**Aim:** Every record here needs to be written out again exactly.

**Data section:**
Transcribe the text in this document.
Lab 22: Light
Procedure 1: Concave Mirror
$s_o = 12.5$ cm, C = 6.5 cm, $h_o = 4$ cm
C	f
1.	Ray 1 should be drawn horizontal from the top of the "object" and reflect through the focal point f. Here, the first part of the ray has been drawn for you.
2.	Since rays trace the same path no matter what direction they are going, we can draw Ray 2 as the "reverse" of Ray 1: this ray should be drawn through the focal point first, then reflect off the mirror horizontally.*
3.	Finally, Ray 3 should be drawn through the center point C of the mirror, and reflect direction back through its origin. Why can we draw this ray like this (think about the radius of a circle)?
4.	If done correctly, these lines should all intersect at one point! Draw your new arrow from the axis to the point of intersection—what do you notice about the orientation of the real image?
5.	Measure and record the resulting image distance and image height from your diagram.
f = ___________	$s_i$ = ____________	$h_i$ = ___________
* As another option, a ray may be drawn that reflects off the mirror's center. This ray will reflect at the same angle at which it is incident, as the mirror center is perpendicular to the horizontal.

**Problem solution:**
Transcribe the text in this document.
Lab 22: Light
Procedure 1: Concave Mirror
$s_o = 12.5$ cm, C = 6.5 cm, $h_o = 4$ cm
C	f
1.	Ray 1 should be drawn horizontal from the top of the "object" and reflect through the focal point f. Here, the first part of the ray has been drawn for you.
2.	Since rays trace the same path no matter what direction they are going, we can draw Ray 2 as the "reverse" of Ray 1: this ray should be drawn through the focal point first, then reflect off the mirror horizontally.*
3.	Finally, Ray 3 should be drawn through the center point C of the mirror, and reflect direction back through its origin. Why can we draw this ray like this (think about the radius of a circle)?
4.	If done correctly, these lines should all intersect at one point! Draw your new arrow from the axis to the point of intersection—what do you notice about the orientation of the real image?
5.	Measure and record the resulting image distance and image height from your diagram.
f = ___________	$s_i$ = ____________	$h_i$ = ___________
* As another option, a ray may be drawn that reflects off the mirror's center. This ray will reflect at the same angle at which it is incident, as the mirror center is perpendicular to the horizontal.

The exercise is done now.